**Exercise description:** Exactly repeat the material, dropping every picture from the copy.

[Extracted data entries]
★ ★ ★ ★ ★ ★ ★
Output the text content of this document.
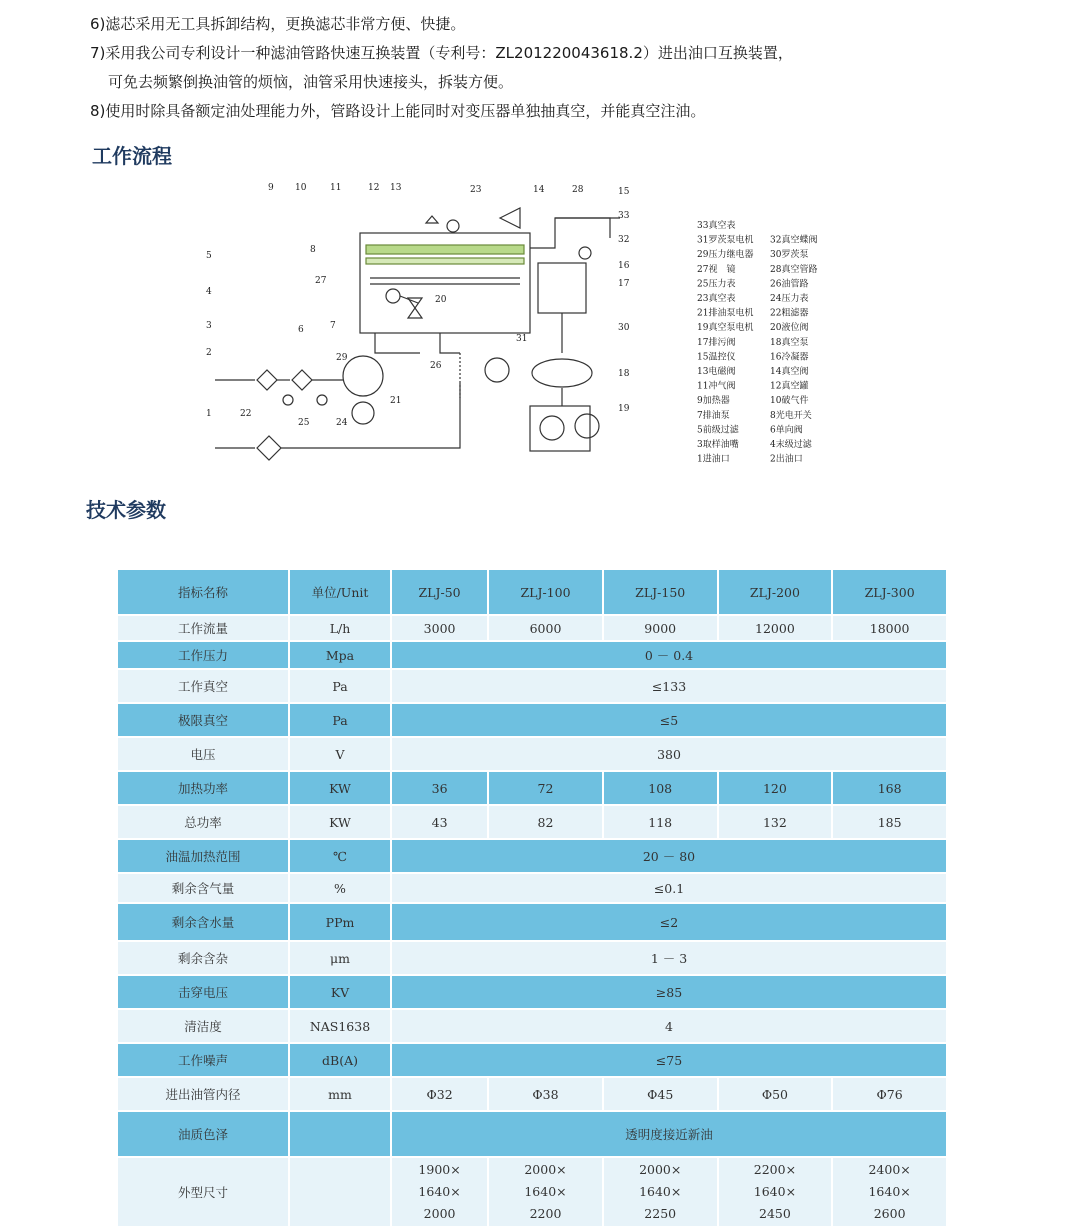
6)滤芯采用无工具拆卸结构，更换滤芯非常方便、快捷。

7)采用我公司专利设计一种滤油管路快速互换装置（专利号：ZL201220043618.2）进出油口互换装置，

可免去频繁倒换油管的烦恼，油管采用快速接头，拆装方便。

8)使用时除具备额定油处理能力外，管路设计上能同时对变压器单独抽真空，并能真空注油。

工作流程
9 10	11	12 13	23	14	28	15
33
32
16
17
30
18
19
8
27
5
4
3
2
1
6	7
29
20
31
26
21
25	24
22
33真空表
31罗茨泵电机 32真空蝶阀
29压力继电器 30罗茨泵
27视　镜	28真空管路
25压力表	26油管路
23真空表	24压力表
21排油泵电机 22粗滤器
19真空泵电机 20液位阀
17排污阀	18真空泵
15温控仪	16冷凝器
13电磁阀	14真空阀
11冲气阀	12真空罐
9加热器	10破气件
7排油泵	8光电开关
5前级过滤	6单向阀
3取样油嘴	4末级过滤
1进油口	2出油口
技术参数
指标名称	单位/Unit	ZLJ-50	ZLJ-100	ZLJ-150	ZLJ-200	ZLJ-300
工作流量	L/h	3000	6000	9000	12000	18000
工作压力	Mpa	0 － 0.4				
工作真空	Pa	≤133				
极限真空	Pa	≤5				
电压	V	380				
加热功率	KW	36	72	108	120	168
总功率	KW	43	82	118	132	185
油温加热范围	℃	20 － 80				
剩余含气量	%	≤0.1				
剩余含水量	PPm	≤2				
剩余含杂	μm	1 － 3				
击穿电压	KV	≥85				
清洁度	NAS1638	4				
工作噪声	dB(A)	≤75				
进出油管内径	mm	Φ32	Φ38	Φ45	Φ50	Φ76
油质色泽		透明度接近新油				
外型尺寸		1900×
1640×
2000	2000×
1640×
2200	2000×
1640×
2250	2200×
1640×
2450	2400×
1640×
2600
★ ★ ★ ★ ★ ★ ★
**Written answer:**
Output the text content of this document.
6)滤芯采用无工具拆卸结构，更换滤芯非常方便、快捷。

7)采用我公司专利设计一种滤油管路快速互换装置（专利号：ZL201220043618.2）进出油口互换装置，

可免去频繁倒换油管的烦恼，油管采用快速接头，拆装方便。

8)使用时除具备额定油处理能力外，管路设计上能同时对变压器单独抽真空，并能真空注油。

工作流程
9 10	11	12 13	23	14	28	15
33
32
16
17
30
18
19
8
27
5
4
3
2
1
6	7
29
20
31
26
21
25	24
22
33真空表
31罗茨泵电机 32真空蝶阀
29压力继电器 30罗茨泵
27视　镜	28真空管路
25压力表	26油管路
23真空表	24压力表
21排油泵电机 22粗滤器
19真空泵电机 20液位阀
17排污阀	18真空泵
15温控仪	16冷凝器
13电磁阀	14真空阀
11冲气阀	12真空罐
9加热器	10破气件
7排油泵	8光电开关
5前级过滤	6单向阀
3取样油嘴	4末级过滤
1进油口	2出油口
技术参数
指标名称	单位/Unit	ZLJ-50	ZLJ-100	ZLJ-150	ZLJ-200	ZLJ-300
工作流量	L/h	3000	6000	9000	12000	18000
工作压力	Mpa	0 － 0.4				
工作真空	Pa	≤133				
极限真空	Pa	≤5				
电压	V	380				
加热功率	KW	36	72	108	120	168
总功率	KW	43	82	118	132	185
油温加热范围	℃	20 － 80				
剩余含气量	%	≤0.1				
剩余含水量	PPm	≤2				
剩余含杂	μm	1 － 3				
击穿电压	KV	≥85				
清洁度	NAS1638	4				
工作噪声	dB(A)	≤75				
进出油管内径	mm	Φ32	Φ38	Φ45	Φ50	Φ76
油质色泽		透明度接近新油				
外型尺寸		1900×
1640×
2000	2000×
1640×
2200	2000×
1640×
2250	2200×
1640×
2450	2400×
1640×
2600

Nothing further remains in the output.